[Written problem]
Take the listing and print it in full, exactly as given.

[Provided data]
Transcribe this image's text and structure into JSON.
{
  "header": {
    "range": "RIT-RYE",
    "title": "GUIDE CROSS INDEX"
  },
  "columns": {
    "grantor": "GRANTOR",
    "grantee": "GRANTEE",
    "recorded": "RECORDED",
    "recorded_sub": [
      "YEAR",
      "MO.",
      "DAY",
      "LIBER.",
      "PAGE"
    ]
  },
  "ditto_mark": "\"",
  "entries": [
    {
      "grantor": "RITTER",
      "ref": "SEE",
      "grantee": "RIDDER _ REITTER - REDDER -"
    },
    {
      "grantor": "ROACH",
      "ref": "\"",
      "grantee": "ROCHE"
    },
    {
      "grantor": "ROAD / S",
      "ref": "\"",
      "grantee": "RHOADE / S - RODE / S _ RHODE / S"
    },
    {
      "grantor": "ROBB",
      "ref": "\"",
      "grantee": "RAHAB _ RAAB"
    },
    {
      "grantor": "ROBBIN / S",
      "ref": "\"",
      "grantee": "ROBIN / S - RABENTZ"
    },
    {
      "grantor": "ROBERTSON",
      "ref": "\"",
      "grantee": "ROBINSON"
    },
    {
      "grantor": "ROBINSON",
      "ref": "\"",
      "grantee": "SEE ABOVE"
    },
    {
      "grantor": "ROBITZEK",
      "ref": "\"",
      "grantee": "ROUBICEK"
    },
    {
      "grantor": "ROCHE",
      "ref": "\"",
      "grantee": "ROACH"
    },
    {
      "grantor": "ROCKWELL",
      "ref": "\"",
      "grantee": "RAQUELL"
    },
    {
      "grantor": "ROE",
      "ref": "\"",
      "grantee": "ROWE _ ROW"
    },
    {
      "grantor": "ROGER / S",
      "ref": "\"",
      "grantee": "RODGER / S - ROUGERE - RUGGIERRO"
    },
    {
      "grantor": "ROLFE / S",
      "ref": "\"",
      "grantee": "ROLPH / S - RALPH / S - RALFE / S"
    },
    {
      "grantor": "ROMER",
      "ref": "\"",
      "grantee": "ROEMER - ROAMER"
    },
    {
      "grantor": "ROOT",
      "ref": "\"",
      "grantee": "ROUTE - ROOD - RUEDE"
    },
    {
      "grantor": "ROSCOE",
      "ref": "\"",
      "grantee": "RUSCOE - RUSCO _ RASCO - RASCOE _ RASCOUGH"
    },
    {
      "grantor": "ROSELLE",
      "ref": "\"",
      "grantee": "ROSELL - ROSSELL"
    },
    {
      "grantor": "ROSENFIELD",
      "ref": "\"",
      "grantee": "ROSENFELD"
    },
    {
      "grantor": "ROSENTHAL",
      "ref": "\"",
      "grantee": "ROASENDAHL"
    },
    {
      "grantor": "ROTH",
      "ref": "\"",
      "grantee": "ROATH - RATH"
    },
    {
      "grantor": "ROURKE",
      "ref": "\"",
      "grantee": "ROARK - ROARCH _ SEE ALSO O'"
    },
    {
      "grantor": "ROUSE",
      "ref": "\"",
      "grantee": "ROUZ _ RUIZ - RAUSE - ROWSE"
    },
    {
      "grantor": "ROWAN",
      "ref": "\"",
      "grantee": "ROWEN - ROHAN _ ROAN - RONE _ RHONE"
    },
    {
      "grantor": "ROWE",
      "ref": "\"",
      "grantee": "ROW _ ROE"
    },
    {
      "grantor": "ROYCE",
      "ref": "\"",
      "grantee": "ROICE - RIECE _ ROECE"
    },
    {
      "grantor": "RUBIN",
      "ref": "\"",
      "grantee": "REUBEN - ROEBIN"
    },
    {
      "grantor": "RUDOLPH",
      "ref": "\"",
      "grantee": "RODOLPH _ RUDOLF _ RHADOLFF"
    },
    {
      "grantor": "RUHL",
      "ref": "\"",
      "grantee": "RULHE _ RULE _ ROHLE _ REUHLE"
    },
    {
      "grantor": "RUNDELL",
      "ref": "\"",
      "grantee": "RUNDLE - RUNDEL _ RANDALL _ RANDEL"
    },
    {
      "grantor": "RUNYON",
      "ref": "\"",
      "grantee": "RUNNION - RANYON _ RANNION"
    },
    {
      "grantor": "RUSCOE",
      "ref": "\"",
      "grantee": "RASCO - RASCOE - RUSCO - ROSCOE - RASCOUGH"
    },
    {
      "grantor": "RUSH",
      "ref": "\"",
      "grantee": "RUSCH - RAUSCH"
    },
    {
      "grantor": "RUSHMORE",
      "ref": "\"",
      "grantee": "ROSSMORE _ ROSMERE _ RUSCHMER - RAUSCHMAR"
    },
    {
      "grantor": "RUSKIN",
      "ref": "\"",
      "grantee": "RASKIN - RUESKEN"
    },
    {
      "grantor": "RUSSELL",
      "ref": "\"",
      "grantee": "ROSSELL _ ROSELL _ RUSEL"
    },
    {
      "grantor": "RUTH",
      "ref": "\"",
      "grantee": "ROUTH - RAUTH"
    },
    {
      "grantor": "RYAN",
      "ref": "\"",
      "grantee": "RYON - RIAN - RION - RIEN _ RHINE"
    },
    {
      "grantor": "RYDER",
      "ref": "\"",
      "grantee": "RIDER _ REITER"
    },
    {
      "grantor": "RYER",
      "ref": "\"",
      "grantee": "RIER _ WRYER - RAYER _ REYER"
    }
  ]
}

[Answer to the problem]
Transcribe this image's text and structure into JSON.
{
  "header": {
    "range": "RIT-RYE",
    "title": "GUIDE CROSS INDEX"
  },
  "columns": {
    "grantor": "GRANTOR",
    "grantee": "GRANTEE",
    "recorded": "RECORDED",
    "recorded_sub": [
      "YEAR",
      "MO.",
      "DAY",
      "LIBER.",
      "PAGE"
    ]
  },
  "ditto_mark": "\"",
  "entries": [
    {
      "grantor": "RITTER",
      "ref": "SEE",
      "grantee": "RIDDER _ REITTER - REDDER -"
    },
    {
      "grantor": "ROACH",
      "ref": "\"",
      "grantee": "ROCHE"
    },
    {
      "grantor": "ROAD / S",
      "ref": "\"",
      "grantee": "RHOADE / S - RODE / S _ RHODE / S"
    },
    {
      "grantor": "ROBB",
      "ref": "\"",
      "grantee": "RAHAB _ RAAB"
    },
    {
      "grantor": "ROBBIN / S",
      "ref": "\"",
      "grantee": "ROBIN / S - RABENTZ"
    },
    {
      "grantor": "ROBERTSON",
      "ref": "\"",
      "grantee": "ROBINSON"
    },
    {
      "grantor": "ROBINSON",
      "ref": "\"",
      "grantee": "SEE ABOVE"
    },
    {
      "grantor": "ROBITZEK",
      "ref": "\"",
      "grantee": "ROUBICEK"
    },
    {
      "grantor": "ROCHE",
      "ref": "\"",
      "grantee": "ROACH"
    },
    {
      "grantor": "ROCKWELL",
      "ref": "\"",
      "grantee": "RAQUELL"
    },
    {
      "grantor": "ROE",
      "ref": "\"",
      "grantee": "ROWE _ ROW"
    },
    {
      "grantor": "ROGER / S",
      "ref": "\"",
      "grantee": "RODGER / S - ROUGERE - RUGGIERRO"
    },
    {
      "grantor": "ROLFE / S",
      "ref": "\"",
      "grantee": "ROLPH / S - RALPH / S - RALFE / S"
    },
    {
      "grantor": "ROMER",
      "ref": "\"",
      "grantee": "ROEMER - ROAMER"
    },
    {
      "grantor": "ROOT",
      "ref": "\"",
      "grantee": "ROUTE - ROOD - RUEDE"
    },
    {
      "grantor": "ROSCOE",
      "ref": "\"",
      "grantee": "RUSCOE - RUSCO _ RASCO - RASCOE _ RASCOUGH"
    },
    {
      "grantor": "ROSELLE",
      "ref": "\"",
      "grantee": "ROSELL - ROSSELL"
    },
    {
      "grantor": "ROSENFIELD",
      "ref": "\"",
      "grantee": "ROSENFELD"
    },
    {
      "grantor": "ROSENTHAL",
      "ref": "\"",
      "grantee": "ROASENDAHL"
    },
    {
      "grantor": "ROTH",
      "ref": "\"",
      "grantee": "ROATH - RATH"
    },
    {
      "grantor": "ROURKE",
      "ref": "\"",
      "grantee": "ROARK - ROARCH _ SEE ALSO O'"
    },
    {
      "grantor": "ROUSE",
      "ref": "\"",
      "grantee": "ROUZ _ RUIZ - RAUSE - ROWSE"
    },
    {
      "grantor": "ROWAN",
      "ref": "\"",
      "grantee": "ROWEN - ROHAN _ ROAN - RONE _ RHONE"
    },
    {
      "grantor": "ROWE",
      "ref": "\"",
      "grantee": "ROW _ ROE"
    },
    {
      "grantor": "ROYCE",
      "ref": "\"",
      "grantee": "ROICE - RIECE _ ROECE"
    },
    {
      "grantor": "RUBIN",
      "ref": "\"",
      "grantee": "REUBEN - ROEBIN"
    },
    {
      "grantor": "RUDOLPH",
      "ref": "\"",
      "grantee": "RODOLPH _ RUDOLF _ RHADOLFF"
    },
    {
      "grantor": "RUHL",
      "ref": "\"",
      "grantee": "RULHE _ RULE _ ROHLE _ REUHLE"
    },
    {
      "grantor": "RUNDELL",
      "ref": "\"",
      "grantee": "RUNDLE - RUNDEL _ RANDALL _ RANDEL"
    },
    {
      "grantor": "RUNYON",
      "ref": "\"",
      "grantee": "RUNNION - RANYON _ RANNION"
    },
    {
      "grantor": "RUSCOE",
      "ref": "\"",
      "grantee": "RASCO - RASCOE - RUSCO - ROSCOE - RASCOUGH"
    },
    {
      "grantor": "RUSH",
      "ref": "\"",
      "grantee": "RUSCH - RAUSCH"
    },
    {
      "grantor": "RUSHMORE",
      "ref": "\"",
      "grantee": "ROSSMORE _ ROSMERE _ RUSCHMER - RAUSCHMAR"
    },
    {
      "grantor": "RUSKIN",
      "ref": "\"",
      "grantee": "RASKIN - RUESKEN"
    },
    {
      "grantor": "RUSSELL",
      "ref": "\"",
      "grantee": "ROSSELL _ ROSELL _ RUSEL"
    },
    {
      "grantor": "RUTH",
      "ref": "\"",
      "grantee": "ROUTH - RAUTH"
    },
    {
      "grantor": "RYAN",
      "ref": "\"",
      "grantee": "RYON - RIAN - RION - RIEN _ RHINE"
    },
    {
      "grantor": "RYDER",
      "ref": "\"",
      "grantee": "RIDER _ REITER"
    },
    {
      "grantor": "RYER",
      "ref": "\"",
      "grantee": "RIER _ WRYER - RAYER _ REYER"
    }
  ]
}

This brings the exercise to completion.